----- Dataset content
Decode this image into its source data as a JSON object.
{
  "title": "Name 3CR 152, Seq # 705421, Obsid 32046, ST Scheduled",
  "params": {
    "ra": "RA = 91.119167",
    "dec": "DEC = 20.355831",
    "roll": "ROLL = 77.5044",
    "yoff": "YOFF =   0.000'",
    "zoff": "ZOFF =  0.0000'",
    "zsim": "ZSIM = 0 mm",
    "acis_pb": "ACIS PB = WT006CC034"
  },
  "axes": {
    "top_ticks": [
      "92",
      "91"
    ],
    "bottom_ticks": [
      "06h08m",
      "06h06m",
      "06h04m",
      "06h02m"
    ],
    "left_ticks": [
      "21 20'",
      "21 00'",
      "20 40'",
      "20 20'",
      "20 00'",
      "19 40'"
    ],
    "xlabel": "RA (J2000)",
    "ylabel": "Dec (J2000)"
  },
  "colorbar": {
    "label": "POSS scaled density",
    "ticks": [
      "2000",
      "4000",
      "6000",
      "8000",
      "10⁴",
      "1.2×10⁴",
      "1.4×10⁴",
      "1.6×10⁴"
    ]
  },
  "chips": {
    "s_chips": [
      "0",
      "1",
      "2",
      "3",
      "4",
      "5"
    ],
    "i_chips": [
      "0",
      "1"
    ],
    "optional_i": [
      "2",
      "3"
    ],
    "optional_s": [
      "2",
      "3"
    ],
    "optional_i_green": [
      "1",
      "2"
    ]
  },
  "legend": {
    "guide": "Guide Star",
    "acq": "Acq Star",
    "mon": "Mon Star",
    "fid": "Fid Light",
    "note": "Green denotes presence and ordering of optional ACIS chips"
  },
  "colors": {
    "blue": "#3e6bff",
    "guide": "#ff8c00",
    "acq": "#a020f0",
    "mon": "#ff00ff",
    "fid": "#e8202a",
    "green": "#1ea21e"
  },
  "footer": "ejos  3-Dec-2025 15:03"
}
----------
*Problem:* Retype every entry word for word.

*Answer:*
Decode this image into its source data as a JSON object.
{
  "title": "Name 3CR 152, Seq # 705421, Obsid 32046, ST Scheduled",
  "params": {
    "ra": "RA = 91.119167",
    "dec": "DEC = 20.355831",
    "roll": "ROLL = 77.5044",
    "yoff": "YOFF =   0.000'",
    "zoff": "ZOFF =  0.0000'",
    "zsim": "ZSIM = 0 mm",
    "acis_pb": "ACIS PB = WT006CC034"
  },
  "axes": {
    "top_ticks": [
      "92",
      "91"
    ],
    "bottom_ticks": [
      "06h08m",
      "06h06m",
      "06h04m",
      "06h02m"
    ],
    "left_ticks": [
      "21 20'",
      "21 00'",
      "20 40'",
      "20 20'",
      "20 00'",
      "19 40'"
    ],
    "xlabel": "RA (J2000)",
    "ylabel": "Dec (J2000)"
  },
  "colorbar": {
    "label": "POSS scaled density",
    "ticks": [
      "2000",
      "4000",
      "6000",
      "8000",
      "10⁴",
      "1.2×10⁴",
      "1.4×10⁴",
      "1.6×10⁴"
    ]
  },
  "chips": {
    "s_chips": [
      "0",
      "1",
      "2",
      "3",
      "4",
      "5"
    ],
    "i_chips": [
      "0",
      "1"
    ],
    "optional_i": [
      "2",
      "3"
    ],
    "optional_s": [
      "2",
      "3"
    ],
    "optional_i_green": [
      "1",
      "2"
    ]
  },
  "legend": {
    "guide": "Guide Star",
    "acq": "Acq Star",
    "mon": "Mon Star",
    "fid": "Fid Light",
    "note": "Green denotes presence and ordering of optional ACIS chips"
  },
  "colors": {
    "blue": "#3e6bff",
    "guide": "#ff8c00",
    "acq": "#a020f0",
    "mon": "#ff00ff",
    "fid": "#e8202a",
    "green": "#1ea21e"
  },
  "footer": "ejos  3-Dec-2025 15:03"
}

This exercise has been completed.